Restate the records below word for word.

↓

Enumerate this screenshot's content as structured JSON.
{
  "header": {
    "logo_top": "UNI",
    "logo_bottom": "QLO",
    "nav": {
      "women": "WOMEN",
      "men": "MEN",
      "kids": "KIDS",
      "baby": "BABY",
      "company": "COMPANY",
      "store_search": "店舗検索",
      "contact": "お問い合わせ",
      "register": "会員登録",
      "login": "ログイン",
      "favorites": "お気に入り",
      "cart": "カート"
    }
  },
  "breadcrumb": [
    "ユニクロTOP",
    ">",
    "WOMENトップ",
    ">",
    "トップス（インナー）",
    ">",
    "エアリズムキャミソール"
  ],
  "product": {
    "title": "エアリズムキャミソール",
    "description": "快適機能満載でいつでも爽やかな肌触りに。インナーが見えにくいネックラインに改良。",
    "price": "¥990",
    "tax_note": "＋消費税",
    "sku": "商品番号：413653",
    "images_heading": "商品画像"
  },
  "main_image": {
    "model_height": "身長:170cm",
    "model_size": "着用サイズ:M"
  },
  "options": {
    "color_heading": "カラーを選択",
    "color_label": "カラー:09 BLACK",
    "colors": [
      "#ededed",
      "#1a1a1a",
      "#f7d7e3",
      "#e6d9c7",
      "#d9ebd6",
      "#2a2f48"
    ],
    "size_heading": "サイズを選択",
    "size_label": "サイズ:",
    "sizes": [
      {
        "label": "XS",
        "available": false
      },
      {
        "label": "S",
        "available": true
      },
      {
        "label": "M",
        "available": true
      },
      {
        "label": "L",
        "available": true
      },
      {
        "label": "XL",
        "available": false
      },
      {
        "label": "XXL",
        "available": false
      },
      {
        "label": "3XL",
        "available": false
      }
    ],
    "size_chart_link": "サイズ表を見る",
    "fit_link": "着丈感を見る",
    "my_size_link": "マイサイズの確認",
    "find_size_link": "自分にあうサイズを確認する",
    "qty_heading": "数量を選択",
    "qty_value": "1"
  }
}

↑

**ANSWER TO THIS EXERCISE**.
Enumerate this screenshot's content as structured JSON.
{
  "header": {
    "logo_top": "UNI",
    "logo_bottom": "QLO",
    "nav": {
      "women": "WOMEN",
      "men": "MEN",
      "kids": "KIDS",
      "baby": "BABY",
      "company": "COMPANY",
      "store_search": "店舗検索",
      "contact": "お問い合わせ",
      "register": "会員登録",
      "login": "ログイン",
      "favorites": "お気に入り",
      "cart": "カート"
    }
  },
  "breadcrumb": [
    "ユニクロTOP",
    ">",
    "WOMENトップ",
    ">",
    "トップス（インナー）",
    ">",
    "エアリズムキャミソール"
  ],
  "product": {
    "title": "エアリズムキャミソール",
    "description": "快適機能満載でいつでも爽やかな肌触りに。インナーが見えにくいネックラインに改良。",
    "price": "¥990",
    "tax_note": "＋消費税",
    "sku": "商品番号：413653",
    "images_heading": "商品画像"
  },
  "main_image": {
    "model_height": "身長:170cm",
    "model_size": "着用サイズ:M"
  },
  "options": {
    "color_heading": "カラーを選択",
    "color_label": "カラー:09 BLACK",
    "colors": [
      "#ededed",
      "#1a1a1a",
      "#f7d7e3",
      "#e6d9c7",
      "#d9ebd6",
      "#2a2f48"
    ],
    "size_heading": "サイズを選択",
    "size_label": "サイズ:",
    "sizes": [
      {
        "label": "XS",
        "available": false
      },
      {
        "label": "S",
        "available": true
      },
      {
        "label": "M",
        "available": true
      },
      {
        "label": "L",
        "available": true
      },
      {
        "label": "XL",
        "available": false
      },
      {
        "label": "XXL",
        "available": false
      },
      {
        "label": "3XL",
        "available": false
      }
    ],
    "size_chart_link": "サイズ表を見る",
    "fit_link": "着丈感を見る",
    "my_size_link": "マイサイズの確認",
    "find_size_link": "自分にあうサイズを確認する",
    "qty_heading": "数量を選択",
    "qty_value": "1"
  }
}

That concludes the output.